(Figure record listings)

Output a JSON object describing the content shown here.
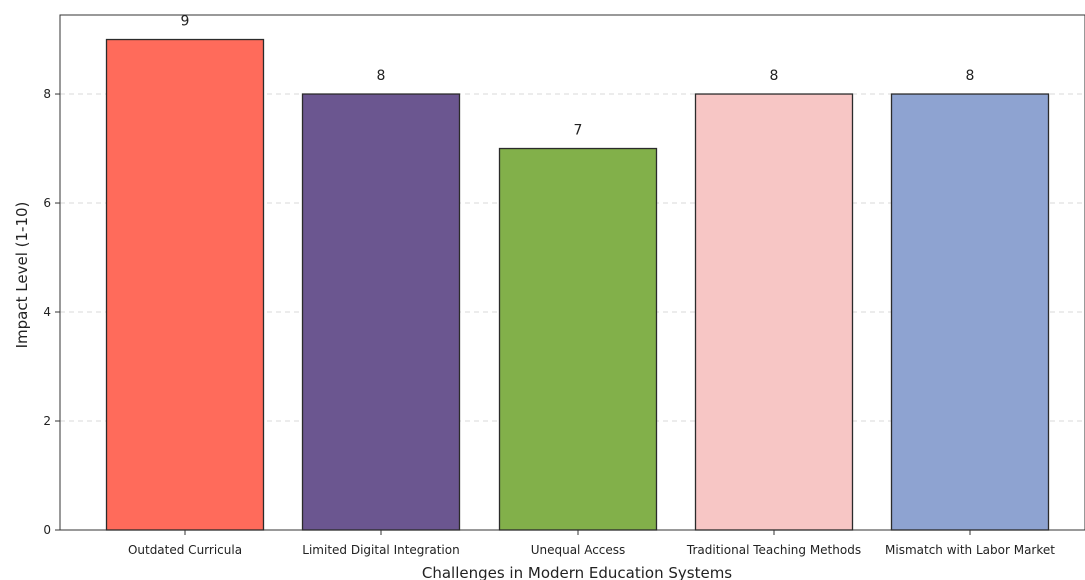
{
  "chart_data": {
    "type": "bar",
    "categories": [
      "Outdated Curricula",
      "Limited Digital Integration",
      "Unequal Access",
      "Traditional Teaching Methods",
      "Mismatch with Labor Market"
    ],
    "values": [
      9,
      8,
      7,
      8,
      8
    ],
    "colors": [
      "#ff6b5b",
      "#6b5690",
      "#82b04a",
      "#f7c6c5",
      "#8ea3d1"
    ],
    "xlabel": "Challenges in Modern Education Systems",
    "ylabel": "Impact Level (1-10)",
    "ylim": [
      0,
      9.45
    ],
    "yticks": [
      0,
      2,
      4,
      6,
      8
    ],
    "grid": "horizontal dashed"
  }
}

TASK TO COMPLETE: Quote the full listing above word for word; exclude every picture from the copy.

RESPONSE TO THE EXERCISE:
Output a JSON object describing the content shown here.
{
  "chart_data": {
    "type": "bar",
    "categories": [
      "Outdated Curricula",
      "Limited Digital Integration",
      "Unequal Access",
      "Traditional Teaching Methods",
      "Mismatch with Labor Market"
    ],
    "values": [
      9,
      8,
      7,
      8,
      8
    ],
    "colors": [
      "#ff6b5b",
      "#6b5690",
      "#82b04a",
      "#f7c6c5",
      "#8ea3d1"
    ],
    "xlabel": "Challenges in Modern Education Systems",
    "ylabel": "Impact Level (1-10)",
    "ylim": [
      0,
      9.45
    ],
    "yticks": [
      0,
      2,
      4,
      6,
      8
    ],
    "grid": "horizontal dashed"
  }
}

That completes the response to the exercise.